Task to complete ▸
Each line that follows is to be retyped exactly.

Material ▸
--- start ---
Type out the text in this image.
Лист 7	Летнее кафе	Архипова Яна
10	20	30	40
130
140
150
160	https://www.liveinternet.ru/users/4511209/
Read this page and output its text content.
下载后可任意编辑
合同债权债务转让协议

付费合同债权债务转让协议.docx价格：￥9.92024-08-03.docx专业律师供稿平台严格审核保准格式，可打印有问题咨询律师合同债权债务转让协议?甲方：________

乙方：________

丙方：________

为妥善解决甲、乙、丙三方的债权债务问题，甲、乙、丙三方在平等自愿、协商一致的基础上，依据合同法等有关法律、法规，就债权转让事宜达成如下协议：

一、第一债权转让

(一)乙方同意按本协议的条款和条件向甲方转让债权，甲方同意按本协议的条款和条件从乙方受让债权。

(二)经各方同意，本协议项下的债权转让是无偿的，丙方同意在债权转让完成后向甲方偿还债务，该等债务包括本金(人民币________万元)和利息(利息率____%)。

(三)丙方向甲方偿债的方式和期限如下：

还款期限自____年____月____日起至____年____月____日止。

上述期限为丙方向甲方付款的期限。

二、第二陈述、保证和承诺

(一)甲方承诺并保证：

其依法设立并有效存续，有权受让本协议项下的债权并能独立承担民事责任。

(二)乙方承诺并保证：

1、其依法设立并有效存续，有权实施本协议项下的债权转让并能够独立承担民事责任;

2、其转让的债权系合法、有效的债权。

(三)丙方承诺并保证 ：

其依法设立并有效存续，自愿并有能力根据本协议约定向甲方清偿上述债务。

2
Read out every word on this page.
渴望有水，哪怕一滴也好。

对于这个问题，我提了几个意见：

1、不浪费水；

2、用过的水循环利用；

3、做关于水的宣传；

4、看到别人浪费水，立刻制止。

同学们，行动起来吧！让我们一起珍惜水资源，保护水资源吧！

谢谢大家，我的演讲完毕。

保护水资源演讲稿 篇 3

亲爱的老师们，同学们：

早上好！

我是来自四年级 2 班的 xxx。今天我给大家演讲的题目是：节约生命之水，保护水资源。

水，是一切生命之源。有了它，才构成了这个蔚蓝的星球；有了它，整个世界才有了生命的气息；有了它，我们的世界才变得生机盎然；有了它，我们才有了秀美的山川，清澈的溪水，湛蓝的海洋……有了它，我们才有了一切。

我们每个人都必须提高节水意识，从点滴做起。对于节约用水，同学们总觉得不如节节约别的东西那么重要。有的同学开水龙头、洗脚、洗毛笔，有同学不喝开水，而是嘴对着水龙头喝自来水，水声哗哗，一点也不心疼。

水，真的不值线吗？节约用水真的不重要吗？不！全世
--- end ---
Exercise solution ▸
Type out the text in this image.
Лист 7	Летнее кафе	Архипова Яна
10	20	30	40
130
140
150
160	https://www.liveinternet.ru/users/4511209/
Read this page and output its text content.
下载后可任意编辑
合同债权债务转让协议

付费合同债权债务转让协议.docx价格：￥9.92024-08-03.docx专业律师供稿平台严格审核保准格式，可打印有问题咨询律师合同债权债务转让协议?甲方：________

乙方：________

丙方：________

为妥善解决甲、乙、丙三方的债权债务问题，甲、乙、丙三方在平等自愿、协商一致的基础上，依据合同法等有关法律、法规，就债权转让事宜达成如下协议：

一、第一债权转让

(一)乙方同意按本协议的条款和条件向甲方转让债权，甲方同意按本协议的条款和条件从乙方受让债权。

(二)经各方同意，本协议项下的债权转让是无偿的，丙方同意在债权转让完成后向甲方偿还债务，该等债务包括本金(人民币________万元)和利息(利息率____%)。

(三)丙方向甲方偿债的方式和期限如下：

还款期限自____年____月____日起至____年____月____日止。

上述期限为丙方向甲方付款的期限。

二、第二陈述、保证和承诺

(一)甲方承诺并保证：

其依法设立并有效存续，有权受让本协议项下的债权并能独立承担民事责任。

(二)乙方承诺并保证：

1、其依法设立并有效存续，有权实施本协议项下的债权转让并能够独立承担民事责任;

2、其转让的债权系合法、有效的债权。

(三)丙方承诺并保证 ：

其依法设立并有效存续，自愿并有能力根据本协议约定向甲方清偿上述债务。

2
Read out every word on this page.
渴望有水，哪怕一滴也好。

对于这个问题，我提了几个意见：

1、不浪费水；

2、用过的水循环利用；

3、做关于水的宣传；

4、看到别人浪费水，立刻制止。

同学们，行动起来吧！让我们一起珍惜水资源，保护水资源吧！

谢谢大家，我的演讲完毕。

保护水资源演讲稿 篇 3

亲爱的老师们，同学们：

早上好！

我是来自四年级 2 班的 xxx。今天我给大家演讲的题目是：节约生命之水，保护水资源。

水，是一切生命之源。有了它，才构成了这个蔚蓝的星球；有了它，整个世界才有了生命的气息；有了它，我们的世界才变得生机盎然；有了它，我们才有了秀美的山川，清澈的溪水，湛蓝的海洋……有了它，我们才有了一切。

我们每个人都必须提高节水意识，从点滴做起。对于节约用水，同学们总觉得不如节节约别的东西那么重要。有的同学开水龙头、洗脚、洗毛笔，有同学不喝开水，而是嘴对着水龙头喝自来水，水声哗哗，一点也不心疼。

水，真的不值线吗？节约用水真的不重要吗？不！全世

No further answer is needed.